---- Source material

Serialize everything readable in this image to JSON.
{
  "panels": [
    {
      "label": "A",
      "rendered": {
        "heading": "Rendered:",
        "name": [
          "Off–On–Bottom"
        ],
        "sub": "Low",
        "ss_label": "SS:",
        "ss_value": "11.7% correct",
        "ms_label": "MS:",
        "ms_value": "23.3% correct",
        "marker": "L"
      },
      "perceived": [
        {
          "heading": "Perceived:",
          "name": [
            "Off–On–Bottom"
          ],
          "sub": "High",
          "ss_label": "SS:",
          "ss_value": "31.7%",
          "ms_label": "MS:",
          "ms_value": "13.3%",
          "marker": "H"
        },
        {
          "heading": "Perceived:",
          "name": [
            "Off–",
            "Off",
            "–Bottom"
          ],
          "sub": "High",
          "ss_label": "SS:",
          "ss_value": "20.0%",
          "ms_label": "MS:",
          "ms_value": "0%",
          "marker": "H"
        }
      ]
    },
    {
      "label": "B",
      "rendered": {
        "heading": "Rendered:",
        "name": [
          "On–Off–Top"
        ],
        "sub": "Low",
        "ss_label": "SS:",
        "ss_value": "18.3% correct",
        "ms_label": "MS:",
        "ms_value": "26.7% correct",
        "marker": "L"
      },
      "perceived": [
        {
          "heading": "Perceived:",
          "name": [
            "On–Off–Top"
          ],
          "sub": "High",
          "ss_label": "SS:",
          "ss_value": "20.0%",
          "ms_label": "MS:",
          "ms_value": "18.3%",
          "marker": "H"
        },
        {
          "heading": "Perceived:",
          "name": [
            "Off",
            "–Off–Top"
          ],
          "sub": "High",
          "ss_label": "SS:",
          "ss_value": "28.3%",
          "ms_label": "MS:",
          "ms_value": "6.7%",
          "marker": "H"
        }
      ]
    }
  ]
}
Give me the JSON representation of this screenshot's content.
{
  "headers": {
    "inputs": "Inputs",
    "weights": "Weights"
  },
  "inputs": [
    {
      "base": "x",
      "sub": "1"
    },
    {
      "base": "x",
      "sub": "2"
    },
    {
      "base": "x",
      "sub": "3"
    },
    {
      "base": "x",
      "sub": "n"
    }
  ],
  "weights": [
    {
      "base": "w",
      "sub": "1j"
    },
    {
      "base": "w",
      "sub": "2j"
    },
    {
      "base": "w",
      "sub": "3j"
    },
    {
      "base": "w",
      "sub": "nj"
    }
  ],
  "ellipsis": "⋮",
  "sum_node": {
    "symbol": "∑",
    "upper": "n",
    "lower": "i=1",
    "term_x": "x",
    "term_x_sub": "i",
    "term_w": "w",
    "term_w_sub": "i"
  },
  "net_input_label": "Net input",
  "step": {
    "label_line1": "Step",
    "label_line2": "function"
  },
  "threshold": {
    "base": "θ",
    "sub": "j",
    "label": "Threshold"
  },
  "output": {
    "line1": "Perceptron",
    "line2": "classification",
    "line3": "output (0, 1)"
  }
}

--------

(Aim) Repeat the records above exactly, leaving none out.

(Exercise answer)
Serialize everything readable in this image to JSON.
{
  "panels": [
    {
      "label": "A",
      "rendered": {
        "heading": "Rendered:",
        "name": [
          "Off–On–Bottom"
        ],
        "sub": "Low",
        "ss_label": "SS:",
        "ss_value": "11.7% correct",
        "ms_label": "MS:",
        "ms_value": "23.3% correct",
        "marker": "L"
      },
      "perceived": [
        {
          "heading": "Perceived:",
          "name": [
            "Off–On–Bottom"
          ],
          "sub": "High",
          "ss_label": "SS:",
          "ss_value": "31.7%",
          "ms_label": "MS:",
          "ms_value": "13.3%",
          "marker": "H"
        },
        {
          "heading": "Perceived:",
          "name": [
            "Off–",
            "Off",
            "–Bottom"
          ],
          "sub": "High",
          "ss_label": "SS:",
          "ss_value": "20.0%",
          "ms_label": "MS:",
          "ms_value": "0%",
          "marker": "H"
        }
      ]
    },
    {
      "label": "B",
      "rendered": {
        "heading": "Rendered:",
        "name": [
          "On–Off–Top"
        ],
        "sub": "Low",
        "ss_label": "SS:",
        "ss_value": "18.3% correct",
        "ms_label": "MS:",
        "ms_value": "26.7% correct",
        "marker": "L"
      },
      "perceived": [
        {
          "heading": "Perceived:",
          "name": [
            "On–Off–Top"
          ],
          "sub": "High",
          "ss_label": "SS:",
          "ss_value": "20.0%",
          "ms_label": "MS:",
          "ms_value": "18.3%",
          "marker": "H"
        },
        {
          "heading": "Perceived:",
          "name": [
            "Off",
            "–Off–Top"
          ],
          "sub": "High",
          "ss_label": "SS:",
          "ss_value": "28.3%",
          "ms_label": "MS:",
          "ms_value": "6.7%",
          "marker": "H"
        }
      ]
    }
  ]
}
Give me the JSON representation of this screenshot's content.
{
  "headers": {
    "inputs": "Inputs",
    "weights": "Weights"
  },
  "inputs": [
    {
      "base": "x",
      "sub": "1"
    },
    {
      "base": "x",
      "sub": "2"
    },
    {
      "base": "x",
      "sub": "3"
    },
    {
      "base": "x",
      "sub": "n"
    }
  ],
  "weights": [
    {
      "base": "w",
      "sub": "1j"
    },
    {
      "base": "w",
      "sub": "2j"
    },
    {
      "base": "w",
      "sub": "3j"
    },
    {
      "base": "w",
      "sub": "nj"
    }
  ],
  "ellipsis": "⋮",
  "sum_node": {
    "symbol": "∑",
    "upper": "n",
    "lower": "i=1",
    "term_x": "x",
    "term_x_sub": "i",
    "term_w": "w",
    "term_w_sub": "i"
  },
  "net_input_label": "Net input",
  "step": {
    "label_line1": "Step",
    "label_line2": "function"
  },
  "threshold": {
    "base": "θ",
    "sub": "j",
    "label": "Threshold"
  },
  "output": {
    "line1": "Perceptron",
    "line2": "classification",
    "line3": "output (0, 1)"
  }
}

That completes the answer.